- TASK OBJECTIVE
Wherever a line holds the string "Churn", copy that line.

BEGIN DATA PROVIDED

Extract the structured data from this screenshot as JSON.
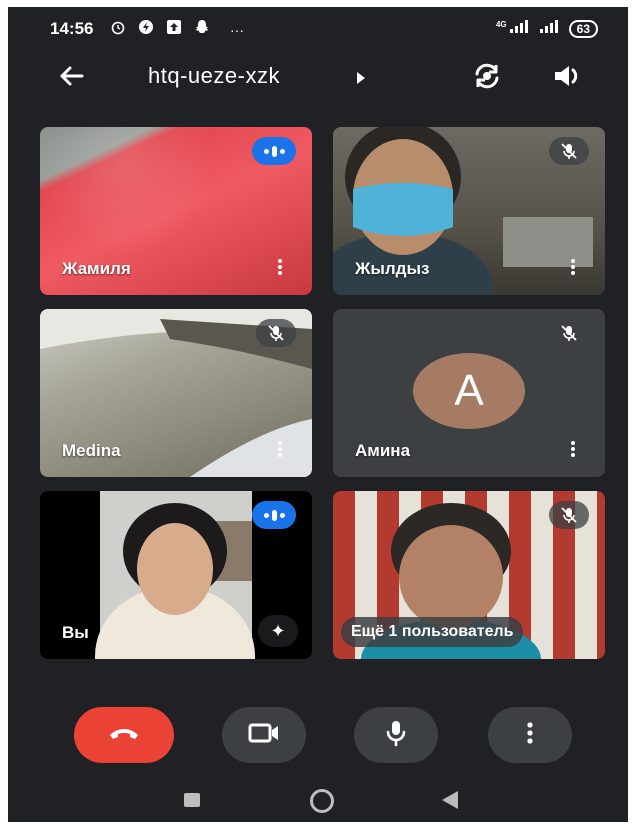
{
  "status_bar": {
    "time": "14:56",
    "more": "···",
    "network": "4G",
    "battery": "63"
  },
  "header": {
    "meeting_code": "htq-ueze-xzk"
  },
  "participants": [
    {
      "name": "Жамиля",
      "state": "speaking"
    },
    {
      "name": "Жылдыз",
      "state": "muted"
    },
    {
      "name": "Medina",
      "state": "muted"
    },
    {
      "name": "Амина",
      "state": "muted",
      "avatar_letter": "A",
      "avatar_color": "#a67b64"
    },
    {
      "name": "Вы",
      "state": "speaking"
    },
    {
      "more_label": "Ещё 1 пользователь",
      "state": "muted"
    }
  ],
  "controls": {
    "end_call_color": "#ea4335",
    "icons": [
      "end-call-icon",
      "camera-icon",
      "mic-icon",
      "more-vert-icon"
    ]
  },
  "colors": {
    "background": "#202124",
    "tile_background": "#3c4043",
    "speaking_badge": "#1a73e8"
  }
}
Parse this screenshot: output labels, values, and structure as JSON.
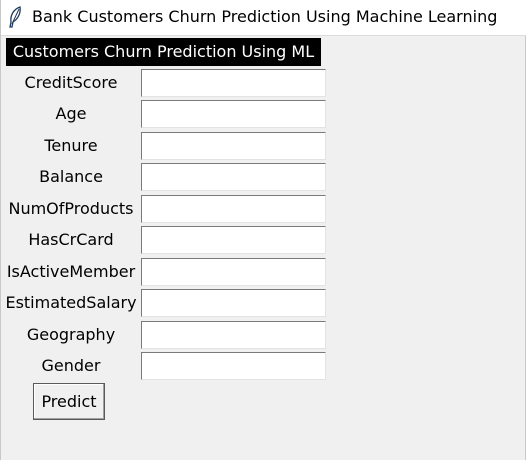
{
  "window": {
    "title": "Bank Customers Churn Prediction Using Machine Learning",
    "icon": "feather-icon"
  },
  "header": {
    "title": "Customers Churn Prediction Using ML"
  },
  "form": {
    "fields": [
      {
        "label": "CreditScore",
        "value": ""
      },
      {
        "label": "Age",
        "value": ""
      },
      {
        "label": "Tenure",
        "value": ""
      },
      {
        "label": "Balance",
        "value": ""
      },
      {
        "label": "NumOfProducts",
        "value": ""
      },
      {
        "label": "HasCrCard",
        "value": ""
      },
      {
        "label": "IsActiveMember",
        "value": ""
      },
      {
        "label": "EstimatedSalary",
        "value": ""
      },
      {
        "label": "Geography",
        "value": ""
      },
      {
        "label": "Gender",
        "value": ""
      }
    ],
    "submit_label": "Predict"
  },
  "colors": {
    "window_bg": "#f0f0f0",
    "banner_bg": "#000000",
    "banner_text": "#ffffff"
  }
}
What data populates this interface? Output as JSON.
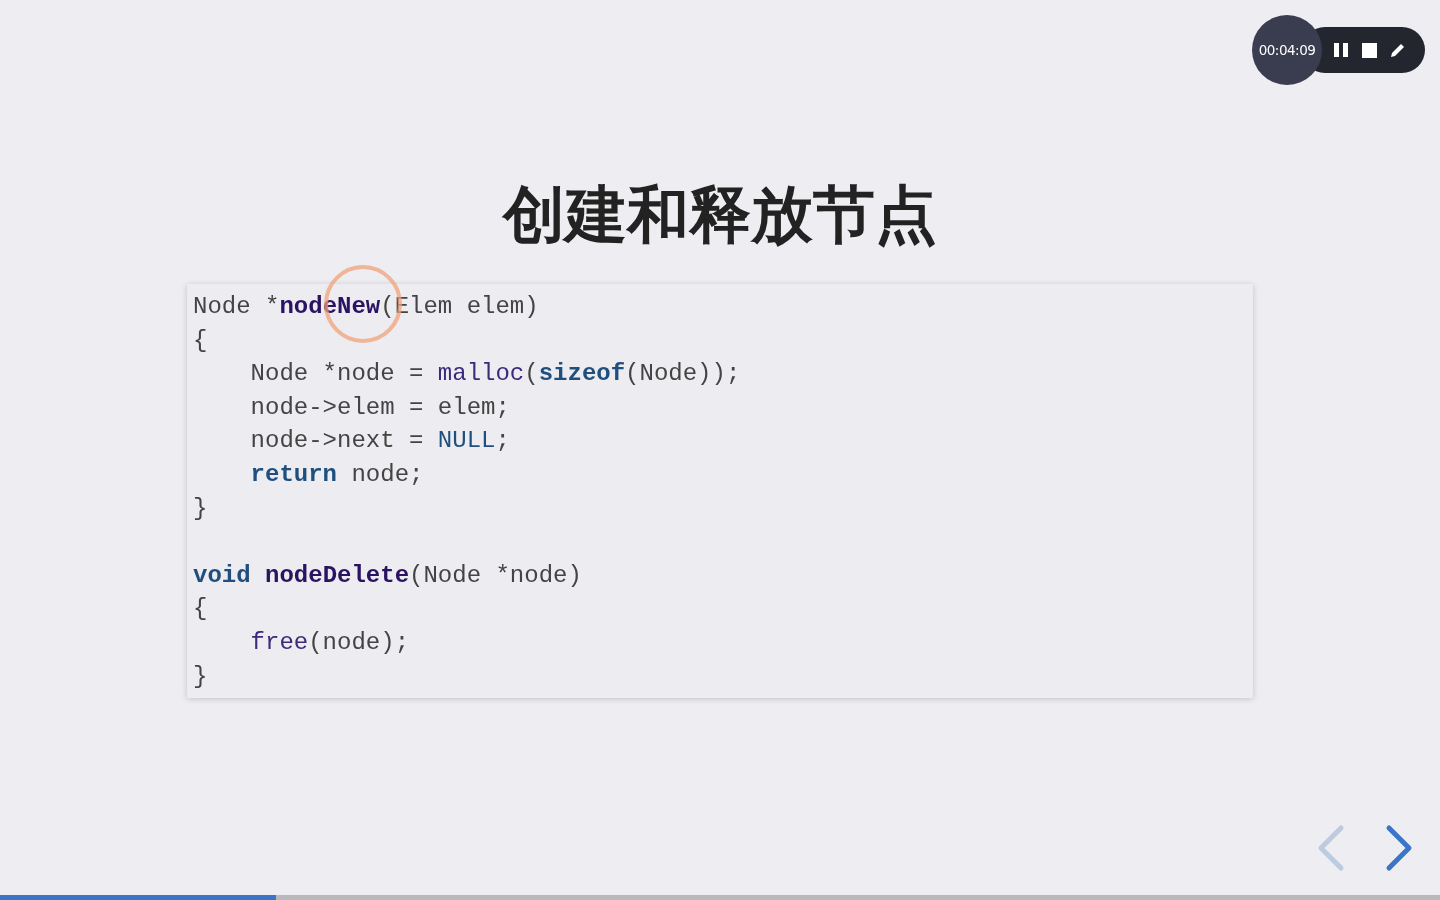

END DATA PROVIDED

- REPLY
    "title": "Bank Customers Churn Prediction Using Machine Learning",
    "title": "Customers Churn Prediction Using ML"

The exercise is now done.